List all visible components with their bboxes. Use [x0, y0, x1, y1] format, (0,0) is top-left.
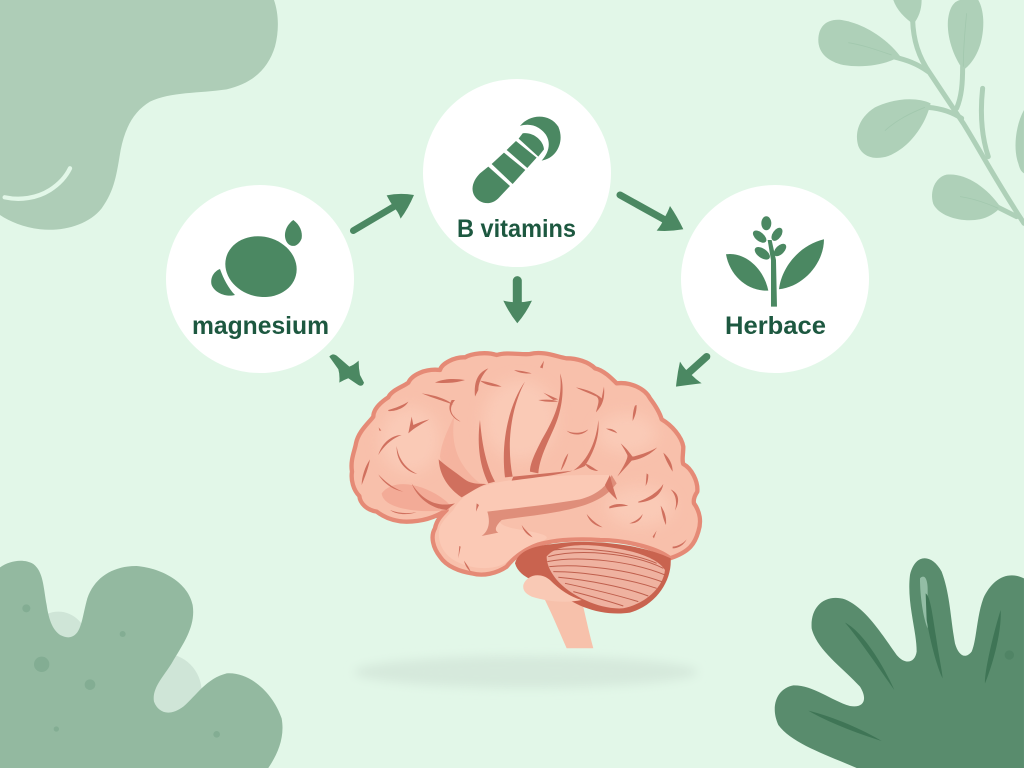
- blob: bottom-right decoration: [775, 558, 1024, 768]
- temporal lobe: [439, 475, 614, 568]
- circle: magnesium: [166, 185, 354, 373]
- cerebrum: [352, 353, 700, 575]
- grooves: [362, 361, 687, 572]
- arrow: magnesium to B vitamins: [353, 194, 414, 231]
- illustration: brain: [352, 353, 700, 648]
- branch: top-right leaves: [818, 0, 1024, 223]
- cerebellum: [515, 542, 671, 614]
- temporal groove: [482, 475, 617, 536]
- label: B vitamins: B vitamins: [457, 215, 576, 243]
- icon: capsule: [473, 117, 561, 203]
- arrow: B vitamins to Herbace: [620, 195, 683, 231]
- brain stem: [543, 597, 593, 648]
- arrow: Herbace to brain: [676, 357, 707, 387]
- blob: top-left decoration: [0, 0, 278, 230]
- arrow: B vitamins to brain: [503, 281, 532, 323]
- ground shadow: [354, 656, 698, 688]
- icon: magnesium: [211, 220, 303, 304]
- blob: bottom-left decoration: [0, 561, 283, 768]
- icon: herb sprig: [726, 216, 824, 307]
- circle: B vitamins: [423, 79, 611, 267]
- arrow: brain to magnesium: [329, 354, 364, 386]
- cerebrum soft highlights: [380, 380, 673, 527]
- label: magnesium: magnesium: [192, 312, 329, 340]
- label: Herbace: Herbace: [725, 312, 826, 340]
- circle: Herbace: [681, 185, 869, 373]
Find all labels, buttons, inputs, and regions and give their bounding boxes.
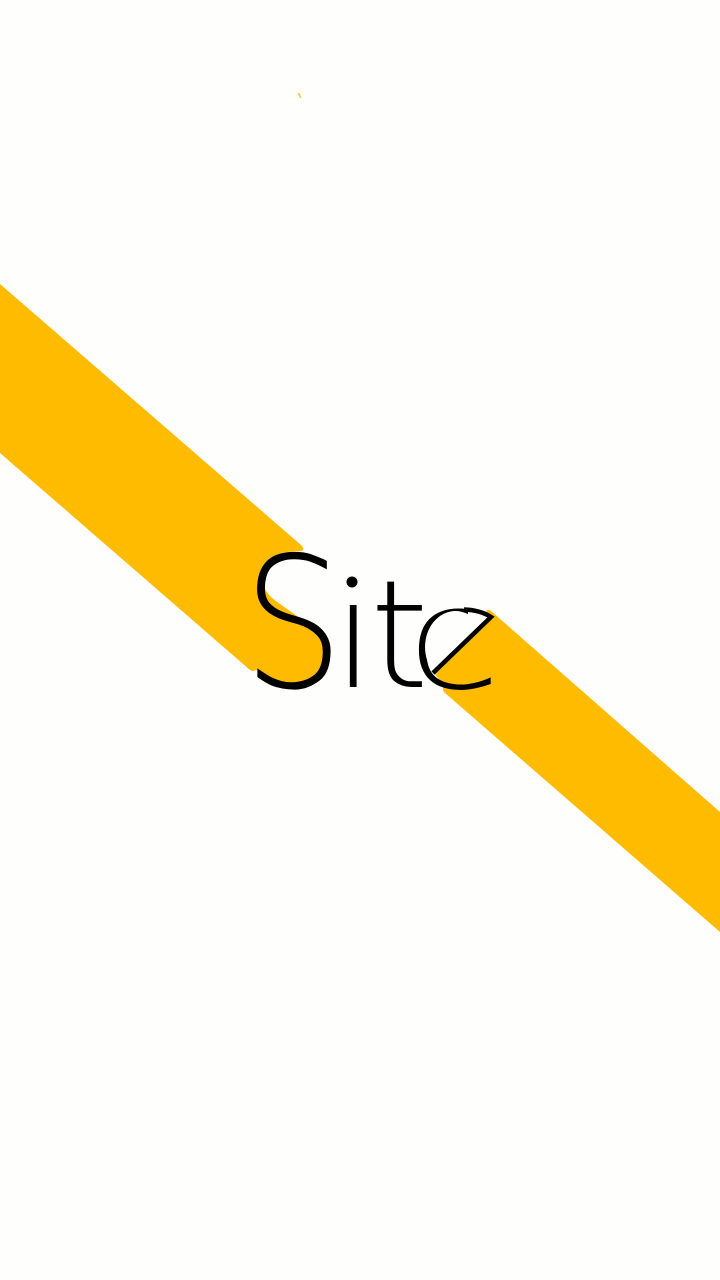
title word: Site: S bbox=[243, 519, 344, 731]
title word: Site: e bbox=[406, 557, 506, 722]
title word: Site: t bbox=[370, 549, 429, 723]
infographic canvas bbox=[0, 93, 720, 932]
title word: Site: i bbox=[333, 549, 375, 723]
lower diagonal yellow band bbox=[433, 610, 720, 932]
small yellow speck bbox=[298, 93, 302, 98]
title word: Site bbox=[257, 552, 494, 690]
upper diagonal yellow band bbox=[0, 284, 327, 688]
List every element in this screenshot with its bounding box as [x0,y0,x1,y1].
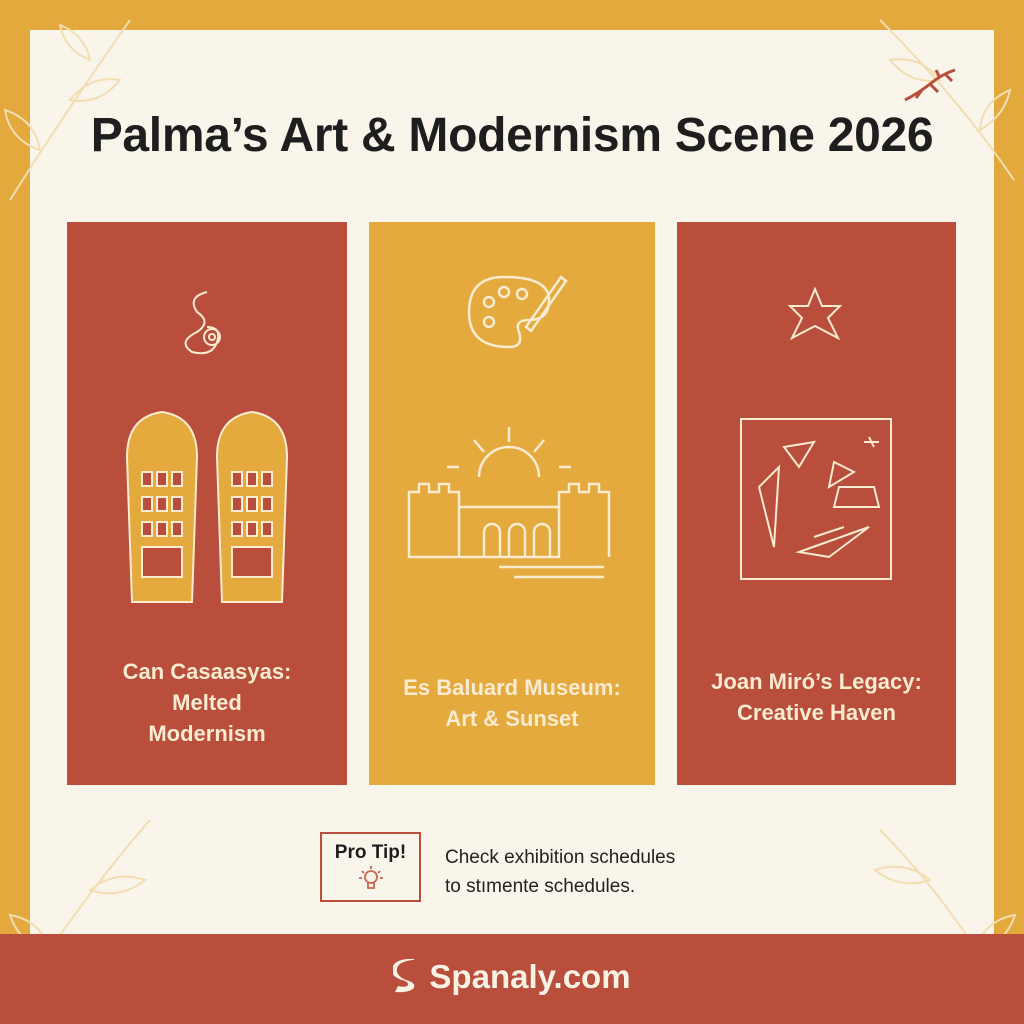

### Your instructions
Rewrite all of the material above as a Markdown table with two columns, Row and Entry, placing each line in its own numbered row. Omit blank lines and leave the pictures out.

### Answer to the problem
| Row | Entry |
|---|---|
| 1 | List all visible components with their bboxes. Use [x0, y0, x1, y1] format, (0,0) is top-left. |
| 2 | - blob: bottom-right decoration: [775, 558, 1024, 768] |
| 3 | - temporal lobe: [439, 475, 614, 568] |
| 4 | - circle: magnesium: [166, 185, 354, 373] |
| 5 | - cerebrum: [352, 353, 700, 575] |
| 6 | - grooves: [362, 361, 687, 572] |
| 7 | - arrow: magnesium to B vitamins: [353, 194, 414, 231] |
| 8 | - illustration: brain: [352, 353, 700, 648] |
| 9 | - branch: top-right leaves: [818, 0, 1024, 223] |
| 10 | - cerebellum: [515, 542, 671, 614] |
| 11 | - temporal groove: [482, 475, 617, 536] |
| 12 | - label: B vitamins: B vitamins: [457, 215, 576, 243] |
| 13 | - icon: capsule: [473, 117, 561, 203] |
| 14 | - arrow: B vitamins to Herbace: [620, 195, 683, 231] |
| 15 | - brain stem: [543, 597, 593, 648] |
| 16 | - arrow: Herbace to brain: [676, 357, 707, 387] |
| 17 | - blob: top-left decoration: [0, 0, 278, 230] |
| 18 | - arrow: B vitamins to brain: [503, 281, 532, 323] |
| 19 | - ground shadow: [354, 656, 698, 688] |
| 20 | - icon: magnesium: [211, 220, 303, 304] |
| 21 | - blob: bottom-left decoration: [0, 561, 283, 768] |
| 22 | - icon: herb sprig: [726, 216, 824, 307] |
| 23 | - circle: B vitamins: [423, 79, 611, 267] |
| 24 | - arrow: brain to magnesium: [329, 354, 364, 386] |
| 25 | - cerebrum soft highlights: [380, 380, 673, 527] |
| 26 | - label: magnesium: magnesium: [192, 312, 329, 340] |
| 27 | - label: Herbace: Herbace: [725, 312, 826, 340] |
| 28 | - circle: Herbace: [681, 185, 869, 373] |
| 29 | Find all labels, buttons, inputs, and regions and give their bounding boxes. |
| 30 | title word: Site: S bbox=[243, 519, 344, 731] |
| 31 | title word: Site: e bbox=[406, 557, 506, 722] |
| 32 | title word: Site: t bbox=[370, 549, 429, 723] |
| 33 | infographic canvas bbox=[0, 93, 720, 932] |
| 34 | title word: Site: i bbox=[333, 549, 375, 723] |
| 35 | lower diagonal yellow band bbox=[433, 610, 720, 932] |
| 36 | small yellow speck bbox=[298, 93, 302, 98] |
| 37 | title word: Site bbox=[257, 552, 494, 690] |
| 38 | upper diagonal yellow band bbox=[0, 284, 327, 688] |
| 39 | List every element in this screenshot with its bounding box as [x0,y0,x1,y1]. |